Aim of the task. Return only the number of lines in the entries below that hold the word "Exhibition".

Data to use.
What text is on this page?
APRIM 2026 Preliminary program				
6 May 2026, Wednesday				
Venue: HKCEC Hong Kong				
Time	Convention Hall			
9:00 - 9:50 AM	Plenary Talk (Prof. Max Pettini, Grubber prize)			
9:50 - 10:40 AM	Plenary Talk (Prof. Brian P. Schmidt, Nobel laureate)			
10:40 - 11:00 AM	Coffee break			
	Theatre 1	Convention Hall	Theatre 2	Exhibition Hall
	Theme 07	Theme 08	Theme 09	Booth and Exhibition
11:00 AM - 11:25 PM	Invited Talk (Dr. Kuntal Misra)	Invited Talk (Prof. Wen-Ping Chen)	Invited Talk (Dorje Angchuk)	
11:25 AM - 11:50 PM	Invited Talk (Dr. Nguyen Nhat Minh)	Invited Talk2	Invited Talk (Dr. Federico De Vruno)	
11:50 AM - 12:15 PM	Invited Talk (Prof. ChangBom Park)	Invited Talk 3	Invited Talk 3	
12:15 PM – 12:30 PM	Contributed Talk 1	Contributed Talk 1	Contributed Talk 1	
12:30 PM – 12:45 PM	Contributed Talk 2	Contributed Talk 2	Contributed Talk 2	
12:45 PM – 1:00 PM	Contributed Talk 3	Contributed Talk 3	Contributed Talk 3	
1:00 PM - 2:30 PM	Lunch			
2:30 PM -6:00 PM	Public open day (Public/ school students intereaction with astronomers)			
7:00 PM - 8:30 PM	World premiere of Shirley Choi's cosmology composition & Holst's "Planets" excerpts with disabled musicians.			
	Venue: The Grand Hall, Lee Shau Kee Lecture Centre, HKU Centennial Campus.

---

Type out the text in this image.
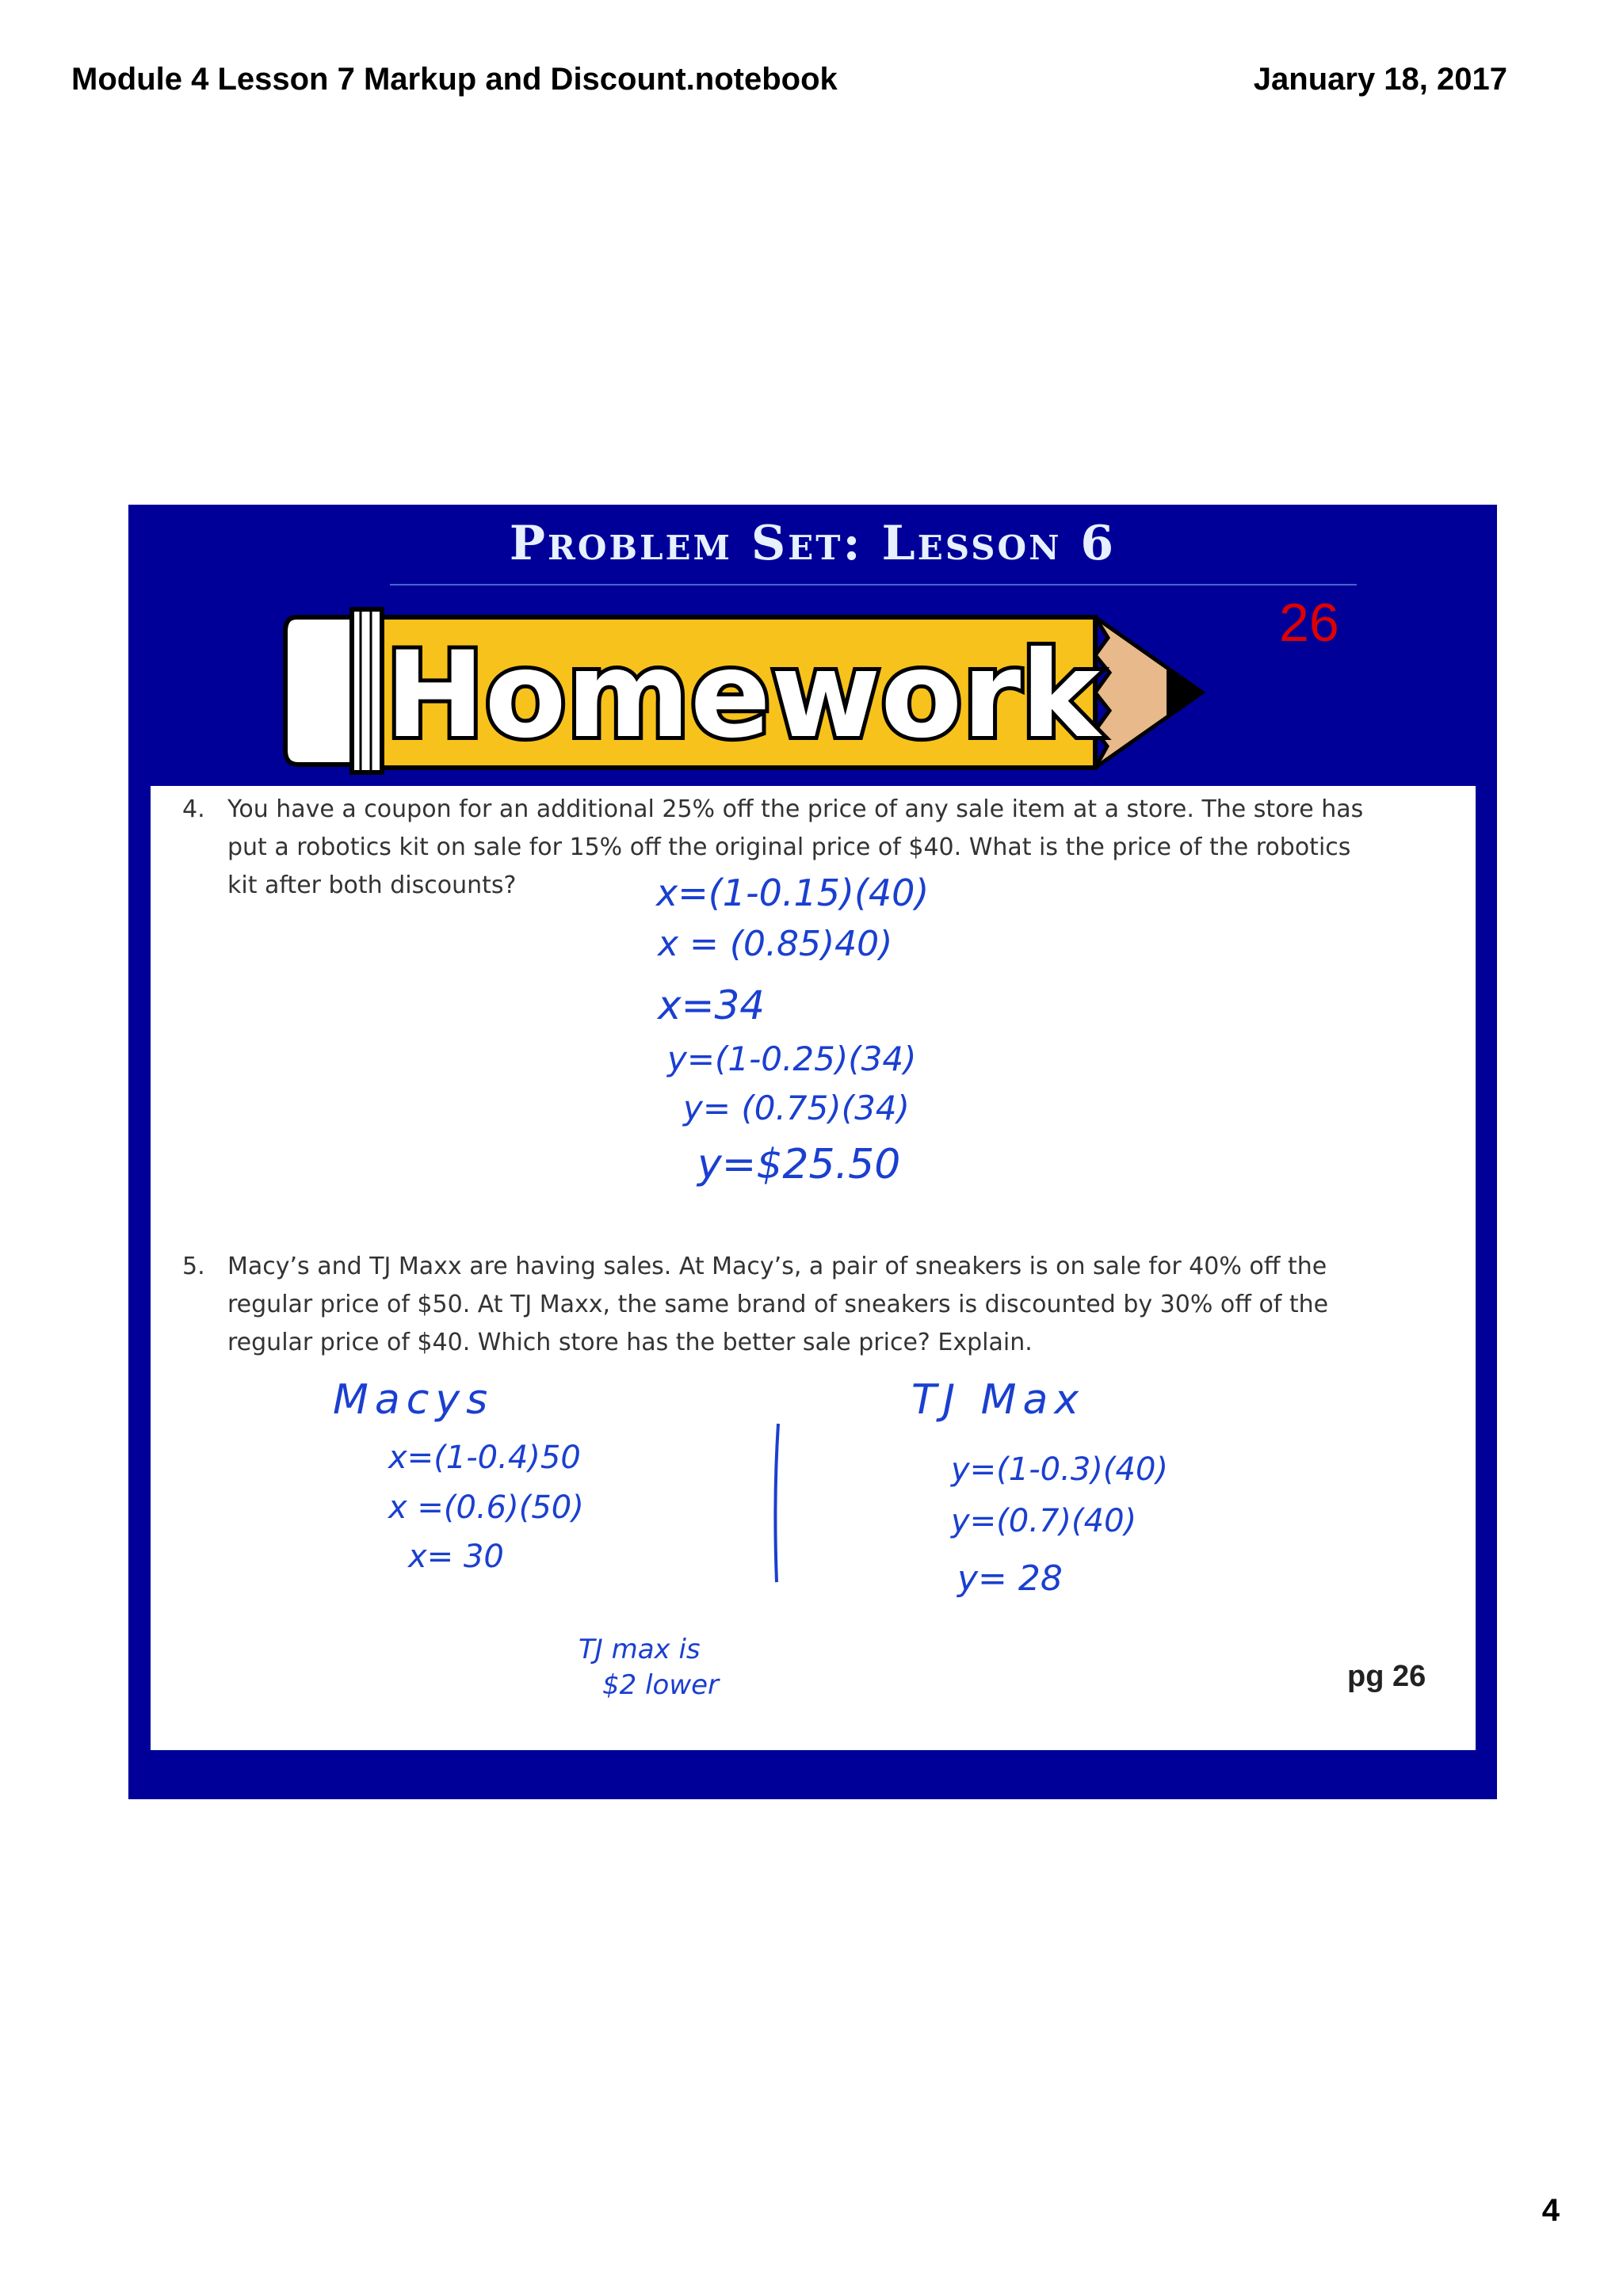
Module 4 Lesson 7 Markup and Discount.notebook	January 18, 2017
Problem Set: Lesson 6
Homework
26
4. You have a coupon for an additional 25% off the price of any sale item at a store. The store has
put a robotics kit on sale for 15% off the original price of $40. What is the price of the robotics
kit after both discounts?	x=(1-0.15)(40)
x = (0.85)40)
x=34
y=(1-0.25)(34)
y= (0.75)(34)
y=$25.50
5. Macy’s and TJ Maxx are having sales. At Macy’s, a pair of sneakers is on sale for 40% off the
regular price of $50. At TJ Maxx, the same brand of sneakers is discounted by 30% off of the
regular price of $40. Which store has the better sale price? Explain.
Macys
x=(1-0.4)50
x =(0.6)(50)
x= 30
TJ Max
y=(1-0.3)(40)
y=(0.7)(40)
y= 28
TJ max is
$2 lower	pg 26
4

Solution for this task. 2